Using the data below, work out how many lines contain the word "from", then state that number without comment.

[Images of document pages with text]
Start of Block

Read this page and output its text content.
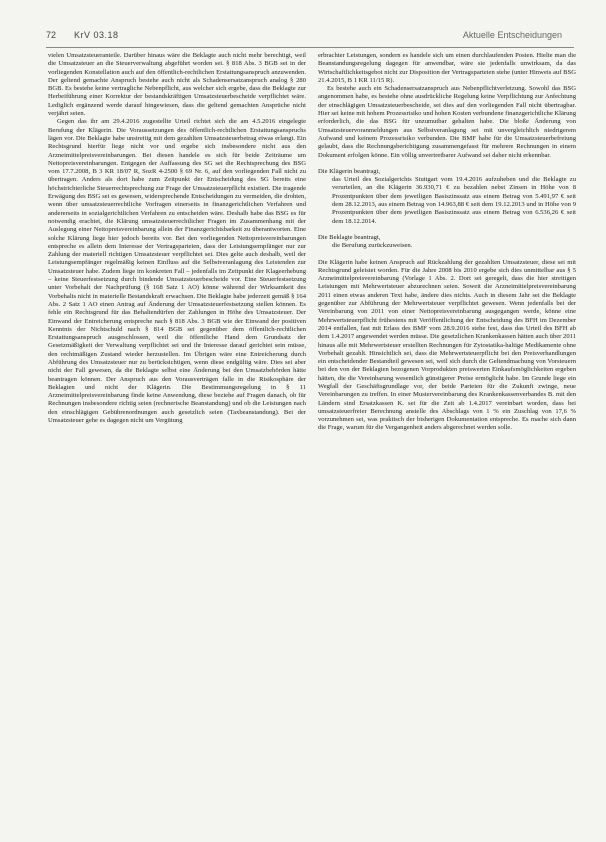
72 KrV 03.18	Aktuelle Entscheidungen

vielen Umsatzsteueranteile. Darüber hinaus wäre die Beklagte auch nicht mehr berechtigt, weil die Umsatzsteuer an die Steuerverwaltung abgeführt worden sei. § 818 Abs. 3 BGB sei in der vorliegenden Konstellation auch auf den öffentlich-rechtlichen Erstattungsanspruch anzuwenden. Der geltend gemachte Anspruch bestehe auch nicht als Schadensersatzanspruch analog § 280 BGB. Es bestehe keine vertragliche Nebenpflicht, aus welcher sich ergebe, dass die Beklagte zur Herbeiführung einer Korrektur der bestandskräftigen Umsatzsteuerbescheide verpflichtet wäre. Lediglich ergänzend werde darauf hingewiesen, dass die geltend gemachten Ansprüche nicht verjährt seien.

Gegen das ihr am 29.4.2016 zugestellte Urteil richtet sich die am 4.5.2016 eingelegte Berufung der Klägerin. Die Voraussetzungen des öffentlich-rechtlichen Erstattungsanspruchs lägen vor. Die Beklagte habe unstreitig mit dem gezahlten Umsatzsteuerbetrag etwas erlangt. Ein Rechtsgrund hierfür liege nicht vor und ergebe sich insbesondere nicht aus den Arzneimittelpreisvereinbarungen. Bei diesen handele es sich für beide Zeiträume um Nettopreisvereinbarungen. Entgegen der Auffassung des SG sei die Rechtsprechung des BSG vom 17.7.2008, B 3 KR 18/07 R, SozR 4-2500 § 69 Nr. 6, auf den vorliegenden Fall nicht zu übertragen. Anders als dort habe zum Zeitpunkt der Entscheidung des SG bereits eine höchstrichterliche Steuerrechtsprechung zur Frage der Umsatzsteuerpflicht existiert. Die tragende Erwägung des BSG sei es gewesen, widersprechende Entscheidungen zu vermeiden, die drohten, wenn über umsatzsteuerrechtliche Vorfragen einerseits in finanzgerichtlichen Verfahren und andererseits in sozialgerichtlichen Verfahren zu entscheiden wäre. Deshalb habe das BSG es für notwendig erachtet, die Klärung umsatzsteuerrechtlicher Fragen im Zusammenhang mit der Auslegung einer Nettopreisvereinbarung allein der Finanzgerichtsbarkeit zu überantworten. Eine solche Klärung liege hier jedoch bereits vor. Bei den vorliegenden Nettopreisvereinbarungen entspreche es allein dem Interesse der Vertragsparteien, dass der Leistungsempfänger nur zur Zahlung der materiell richtigen Umsatzsteuer verpflichtet sei. Dies gelte auch deshalb, weil der Leistungsempfänger regelmäßig keinen Einfluss auf die Selbstveranlagung des Leistenden zur Umsatzsteuer habe. Zudem liege im konkreten Fall – jedenfalls im Zeitpunkt der Klageerhebung – keine Steuerfestsetzung durch bindende Umsatzsteuerbescheide vor. Eine Steuerfestsetzung unter Vorbehalt der Nachprüfung (§ 168 Satz 1 AO) könne während der Wirksamkeit des Vorbehalts nicht in materielle Bestandskraft erwachsen. Die Beklagte habe jederzeit gemäß § 164 Abs. 2 Satz 1 AO einen Antrag auf Änderung der Umsatzsteuerfestsetzung stellen können. Es fehle ein Rechtsgrund für das Behaltendürfen der Zahlungen in Höhe des Umsatzsteuer. Der Einwand der Entreicherung entspreche nach § 818 Abs. 3 BGB wie der Einwand der positiven Kenntnis der Nichtschuld nach § 814 BGB sei gegenüber dem öffentlich-rechtlichen Erstattungsanspruch ausgeschlossen, weil die öffentliche Hand dem Grundsatz der Gesetzmäßigkeit der Verwaltung verpflichtet sei und ihr Interesse darauf gerichtet sein müsse, den rechtmäßigen Zustand wieder herzustellen. Im Übrigen wäre eine Entreicherung durch Abführung des Umsatzsteuer nur zu berücksichtigen, wenn diese endgültig wäre. Dies sei aber nicht der Fall gewesen, da die Beklagte selbst eine Änderung bei den Umsatzbehörden hätte beantragen können. Der Anspruch aus den Vorausverträgen falle in die Risikosphäre der Beklagten und nicht der Klägerin. Die Bestimmungsregelung in § 11 Arzneimittelpreisvereinbarung finde keine Anwendung, diese beziehe auf Fragen danach, ob für Rechnungen insbesondere richtig seien (rechnerische Beanstandung) und ob die Leistungen nach den einschlägigen Gebührenordnungen auch gesetzlich seien (Taxbeanstandung). Bei der Umsatzsteuer gehe es dagegen nicht um Vergütung

erbrachter Leistungen, sondern es handele sich um einen durchlaufenden Posten. Hielte man die Beanstandungsregelung dagegen für anwendbar, wäre sie jedenfalls unwirksam, da das Wirtschaftlichkeitsgebot nicht zur Disposition der Vertragsparteien stehe (unter Hinweis auf BSG 21.4.2015, B 1 KR 11/15 R).

Es bestehe auch ein Schadensersatzanspruch aus Nebenpflichtverletzung. Sowohl das BSG angenommen habe, es bestehe ohne ausdrückliche Regelung keine Verpflichtung zur Anfechtung der einschlägigen Umsatzsteuerbescheide, sei dies auf den vorliegenden Fall nicht übertragbar. Hier sei keine mit hohem Prozessrisiko und hohen Kosten verbundene finanzgerichtliche Klärung erforderlich, die das BSG für unzumutbar gehalten habe. Die bloße Änderung von Umsatzsteuervoranmeldungen aus Selbstveranlagung sei mit unvergleichlich niedrigerem Aufwand und keinem Prozessrisiko verbunden. Die BMF habe für die Umsatzsteuerbefreiung gelaubt, dass die Rechnungsberichtigung zusammengefasst für mehrere Rechnungen in einem Dokument erfolgen könne. Ein völlig unvertretbarer Aufwand sei daher nicht erkennbar.

Die Klägerin beantragt,

das Urteil des Sozialgerichts Stuttgart vom 19.4.2016 aufzuheben und die Beklagte zu verurteilen, an die Klägerin 36.930,71 € zu bezahlen nebst Zinsen in Höhe von 8 Prozentpunkten über dem jeweiligen Basiszinssatz aus einem Betrag von 5.491,97 € seit dem 28.12.2013, aus einem Betrag von 14.963,88 € seit dem 19.12.2013 und in Höhe von 9 Prozentpunkten über dem jeweiligen Basiszinssatz aus einem Betrag von 6.536,26 € seit dem 18.12.2014.

Die Beklagte beantragt,

die Berufung zurückzuweisen.

Die Klägerin habe keinen Anspruch auf Rückzahlung der gezahlten Umsatzsteuer, diese sei mit Rechtsgrund geleistet worden. Für die Jahre 2008 bis 2010 ergebe sich dies unmittelbar aus § 5 Arzneimittelpreisvereinbarung (Vorlage 1 Abs. 2. Dort sei geregelt, dass die hier streitigen Leistungen mit Mehrwertsteuer abzurechnen seien. Soweit die Arzneimittelpreisvereinbarung 2011 einen etwas anderen Text habe, ändere dies nichts. Auch in diesem Jahr sei die Beklagte gegenüber zur Abführung der Mehrwertsteuer verpflichtet gewesen. Wenn jedenfalls bei der Vereinbarung von 2011 von einer Nettopreisvereinbarung ausgegangen werde, könne eine Mehrwertsteuerpflicht frühestens mit Veröffentlichung der Entscheidung des BFH im Dezember 2014 entfallen, fast mit Erlass des BMF vom 28.9.2016 stehe fest, dass das Urteil des BFH ab dem 1.4.2017 angewendet werden müsse. Die gesetzlichen Krankenkassen hätten auch über 2011 hinaus alle mit Mehrwertsteuer erstellten Rechnungen für Zytostatika-haltige Medikamente ohne Vorbehalt gezahlt. Hinsichtlich sei, dass die Mehrwertsteuerpflicht bei den Preisverhandlungen ein entscheidender Bestandteil gewesen sei, weil sich durch die Geltendmachung von Vorsteuern bei den von der Beklagten bezogenen Vorprodukten preiswerten Einkaufsmöglichkeiten ergeben hätten, die die Vereinbarung wesentlich günstigerer Preise ermöglicht habe. Im Grunde liege ein Wegfall der Geschäftsgrundlage vor, der beide Parteien für die Zukunft zwinge, neue Vereinbarungen zu treffen. In einer Mustervereinbarung des Krankenkassenverbandes B. mit den Ländern sind Ersatzkassen K. sei für die Zeit ab 1.4.2017 vereinbart worden, dass bei umsatzsteuerfreier Berechnung anstelle des Abschlags von 1 % ein Zuschlag von 17,6 % vorzunehmen sei, was praktisch der bisherigen Dokumentation entspreche. Es mache sich dann die Frage, warum für die Vergangenheit anders abgerechnet werden solle.
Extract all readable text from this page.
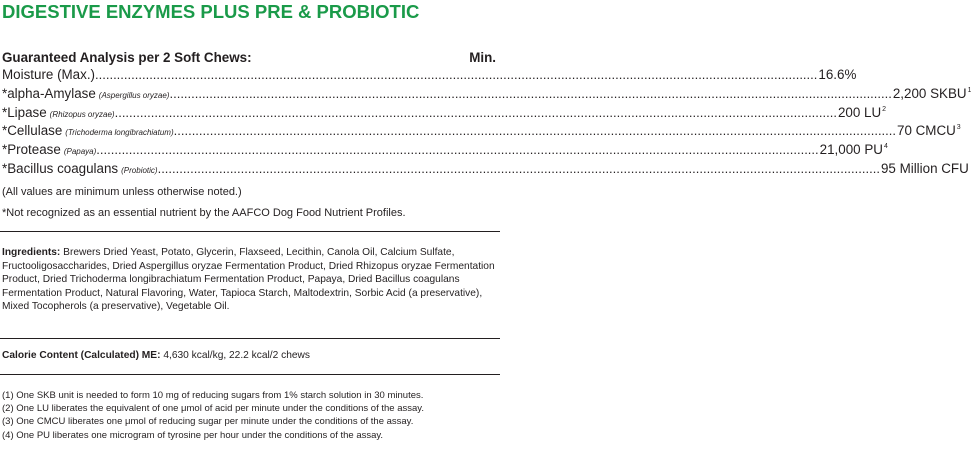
DIGESTIVE ENZYMES PLUS PRE & PROBIOTIC
Guaranteed Analysis per 2 Soft Chews:	Min.
Moisture (Max.) ........................................................................................................................................................................................................ 16.6%
*alpha-Amylase (Aspergillus oryzae) ........................................................................................................................................................................................................ 2,200 SKBU$^1$
*Lipase (Rhizopus oryzae) ........................................................................................................................................................................................................ 200 $LU^2$
*Cellulase (Trichoderma longibrachiatum) ........................................................................................................................................................................................................ 70 CMCU$^3$
*Protease (Papaya) ........................................................................................................................................................................................................ 21,000 $PU^4$
*Bacillus coagulans (Probiotic) ........................................................................................................................................................................................................ 95 Million CFU
(All values are minimum unless otherwise noted.)
*Not recognized as an essential nutrient by the AAFCO Dog Food Nutrient Profiles.
Ingredients: Brewers Dried Yeast, Potato, Glycerin, Flaxseed, Lecithin, Canola Oil, Calcium Sulfate, Fructooligosaccharides, Dried Aspergillus oryzae Fermentation Product, Dried Rhizopus oryzae Fermentation Product, Dried Trichoderma longibrachiatum Fermentation Product, Papaya, Dried Bacillus coagulans Fermentation Product, Natural Flavoring, Water, Tapioca Starch, Maltodextrin, Sorbic Acid (a preservative), Mixed Tocopherols (a preservative), Vegetable Oil.
Calorie Content (Calculated) ME: 4,630 kcal/kg, 22.2 kcal/2 chews
(1) One SKB unit is needed to form 10 mg of reducing sugars from 1% starch solution in 30 minutes.
(2) One LU liberates the equivalent of one μmol of acid per minute under the conditions of the assay.
(3) One CMCU liberates one μmol of reducing sugar per minute under the conditions of the assay.
(4) One PU liberates one microgram of tyrosine per hour under the conditions of the assay.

End of Block

• _Answer to this task_
2